[Region and label listings]

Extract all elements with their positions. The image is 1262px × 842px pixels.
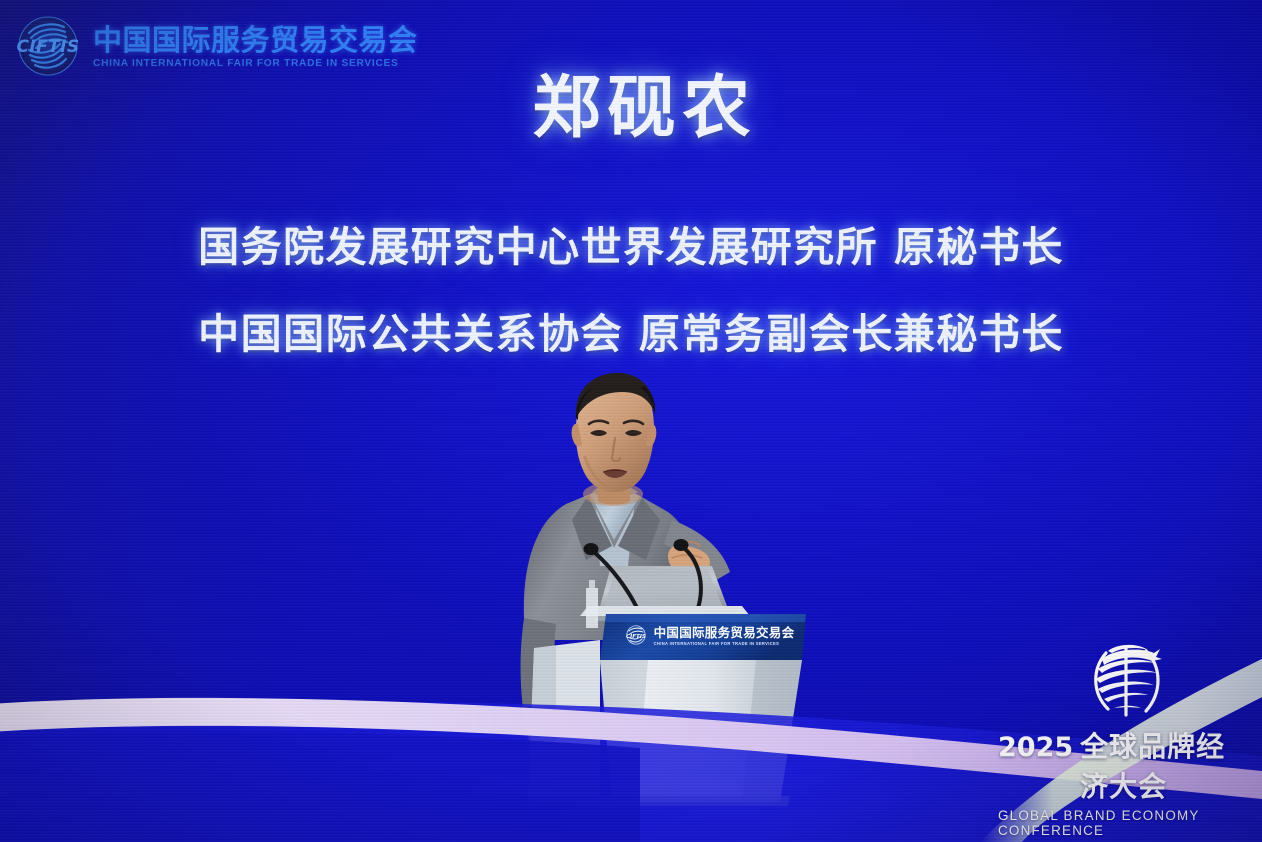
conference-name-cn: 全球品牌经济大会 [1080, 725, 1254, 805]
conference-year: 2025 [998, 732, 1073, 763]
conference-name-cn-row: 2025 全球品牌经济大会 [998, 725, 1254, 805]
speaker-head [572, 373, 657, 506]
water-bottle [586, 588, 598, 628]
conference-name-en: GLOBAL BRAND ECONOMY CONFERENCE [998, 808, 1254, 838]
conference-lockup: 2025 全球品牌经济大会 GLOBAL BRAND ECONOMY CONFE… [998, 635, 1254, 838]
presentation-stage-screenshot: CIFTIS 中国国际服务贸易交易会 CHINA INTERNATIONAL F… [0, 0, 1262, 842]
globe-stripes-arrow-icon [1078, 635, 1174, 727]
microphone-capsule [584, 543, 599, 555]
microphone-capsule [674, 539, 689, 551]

...

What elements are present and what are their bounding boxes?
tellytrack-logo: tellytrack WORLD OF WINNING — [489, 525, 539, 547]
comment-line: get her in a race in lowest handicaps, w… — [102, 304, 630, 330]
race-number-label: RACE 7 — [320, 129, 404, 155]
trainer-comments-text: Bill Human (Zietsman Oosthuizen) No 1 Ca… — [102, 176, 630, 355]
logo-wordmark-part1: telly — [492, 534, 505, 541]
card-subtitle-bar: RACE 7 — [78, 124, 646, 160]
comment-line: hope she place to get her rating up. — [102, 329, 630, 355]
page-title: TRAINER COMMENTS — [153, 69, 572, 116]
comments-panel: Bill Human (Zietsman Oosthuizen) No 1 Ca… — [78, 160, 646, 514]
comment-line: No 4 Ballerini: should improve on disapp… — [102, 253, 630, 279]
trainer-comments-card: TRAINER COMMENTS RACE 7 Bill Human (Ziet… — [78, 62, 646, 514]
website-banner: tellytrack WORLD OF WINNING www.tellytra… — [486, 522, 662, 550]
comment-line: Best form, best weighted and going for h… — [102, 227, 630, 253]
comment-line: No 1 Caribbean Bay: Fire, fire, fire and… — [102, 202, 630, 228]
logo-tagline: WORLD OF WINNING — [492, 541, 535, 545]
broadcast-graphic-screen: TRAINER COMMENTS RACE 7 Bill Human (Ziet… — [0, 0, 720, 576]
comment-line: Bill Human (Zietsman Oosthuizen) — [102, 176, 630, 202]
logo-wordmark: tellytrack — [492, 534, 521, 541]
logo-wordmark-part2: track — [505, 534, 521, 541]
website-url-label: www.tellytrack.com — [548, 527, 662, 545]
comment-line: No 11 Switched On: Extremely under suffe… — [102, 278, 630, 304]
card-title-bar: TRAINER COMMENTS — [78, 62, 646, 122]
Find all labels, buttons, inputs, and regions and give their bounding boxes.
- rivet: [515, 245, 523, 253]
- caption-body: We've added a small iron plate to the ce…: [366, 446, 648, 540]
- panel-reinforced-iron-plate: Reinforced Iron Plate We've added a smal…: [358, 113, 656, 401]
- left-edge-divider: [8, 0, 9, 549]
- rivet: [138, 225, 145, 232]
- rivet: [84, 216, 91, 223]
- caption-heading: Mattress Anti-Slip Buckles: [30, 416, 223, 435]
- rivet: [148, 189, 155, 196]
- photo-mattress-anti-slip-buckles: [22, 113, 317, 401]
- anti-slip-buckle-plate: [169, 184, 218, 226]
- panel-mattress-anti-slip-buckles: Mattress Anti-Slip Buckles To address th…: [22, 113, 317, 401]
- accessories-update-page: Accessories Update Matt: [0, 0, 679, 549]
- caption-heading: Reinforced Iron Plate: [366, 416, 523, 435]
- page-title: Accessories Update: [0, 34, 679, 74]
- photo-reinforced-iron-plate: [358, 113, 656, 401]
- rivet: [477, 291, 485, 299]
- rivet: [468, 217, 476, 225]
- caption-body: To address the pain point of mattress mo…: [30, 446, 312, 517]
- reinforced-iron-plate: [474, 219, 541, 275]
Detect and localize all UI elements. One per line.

* * *

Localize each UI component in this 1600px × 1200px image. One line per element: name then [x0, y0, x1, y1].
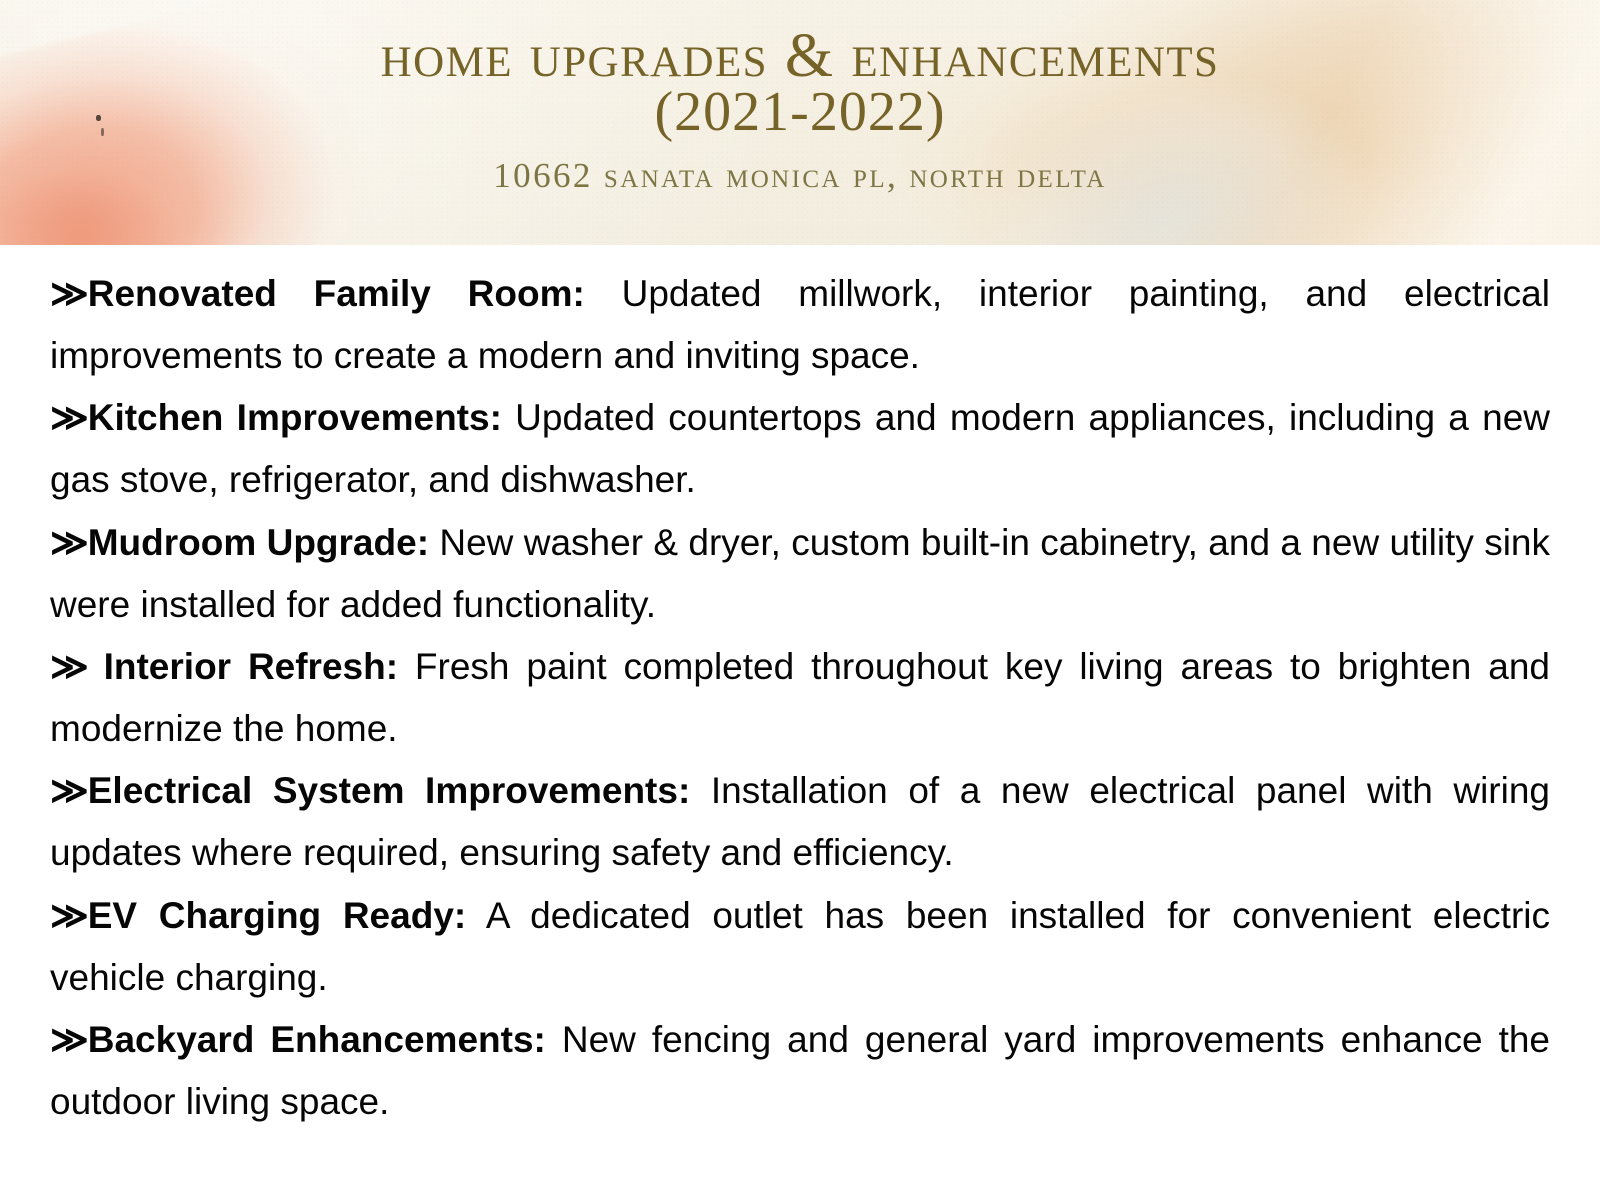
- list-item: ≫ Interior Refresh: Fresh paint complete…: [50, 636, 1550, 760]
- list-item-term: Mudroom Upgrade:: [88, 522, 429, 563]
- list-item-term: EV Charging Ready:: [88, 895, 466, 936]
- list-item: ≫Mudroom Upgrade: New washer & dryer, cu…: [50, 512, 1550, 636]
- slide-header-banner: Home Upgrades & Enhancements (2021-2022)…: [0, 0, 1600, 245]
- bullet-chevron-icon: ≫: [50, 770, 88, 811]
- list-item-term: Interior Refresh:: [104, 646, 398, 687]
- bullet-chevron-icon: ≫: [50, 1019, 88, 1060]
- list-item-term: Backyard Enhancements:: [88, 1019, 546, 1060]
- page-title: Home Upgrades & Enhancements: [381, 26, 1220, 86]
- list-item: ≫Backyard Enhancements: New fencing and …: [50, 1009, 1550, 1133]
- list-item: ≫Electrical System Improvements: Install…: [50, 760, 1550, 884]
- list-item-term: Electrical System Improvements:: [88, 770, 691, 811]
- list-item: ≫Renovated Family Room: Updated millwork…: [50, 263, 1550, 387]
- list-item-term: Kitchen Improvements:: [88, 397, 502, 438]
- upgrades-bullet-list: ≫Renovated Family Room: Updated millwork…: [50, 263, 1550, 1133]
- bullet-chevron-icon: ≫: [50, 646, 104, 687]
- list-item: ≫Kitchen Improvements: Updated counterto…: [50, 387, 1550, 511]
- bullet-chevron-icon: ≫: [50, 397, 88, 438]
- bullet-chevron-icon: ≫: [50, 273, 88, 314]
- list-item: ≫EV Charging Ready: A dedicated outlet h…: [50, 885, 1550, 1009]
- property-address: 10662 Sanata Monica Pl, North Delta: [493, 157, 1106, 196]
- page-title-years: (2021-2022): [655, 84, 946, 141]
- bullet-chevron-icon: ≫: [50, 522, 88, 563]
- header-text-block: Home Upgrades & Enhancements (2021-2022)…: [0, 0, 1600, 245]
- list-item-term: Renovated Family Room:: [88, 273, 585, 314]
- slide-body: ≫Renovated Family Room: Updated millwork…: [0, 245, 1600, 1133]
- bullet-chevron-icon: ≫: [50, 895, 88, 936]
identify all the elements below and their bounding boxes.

**TASK TO COMPLETE:** Copy the records word for word, from the line with "What elements are" up to and including the line with "comments-panel: Bill Human".

**SOLUTION TO THIS PROBLEM:**
What elements are present and what are their bounding boxes?
tellytrack-logo: tellytrack WORLD OF WINNING — [489, 525, 539, 547]
comment-line: get her in a race in lowest handicaps, w… — [102, 304, 630, 330]
race-number-label: RACE 7 — [320, 129, 404, 155]
trainer-comments-text: Bill Human (Zietsman Oosthuizen) No 1 Ca… — [102, 176, 630, 355]
logo-wordmark-part1: telly — [492, 534, 505, 541]
card-subtitle-bar: RACE 7 — [78, 124, 646, 160]
comment-line: hope she place to get her rating up. — [102, 329, 630, 355]
page-title: TRAINER COMMENTS — [153, 69, 572, 116]
comments-panel: Bill Human (Zietsman Oosthuizen) No 1 Ca… — [78, 160, 646, 514]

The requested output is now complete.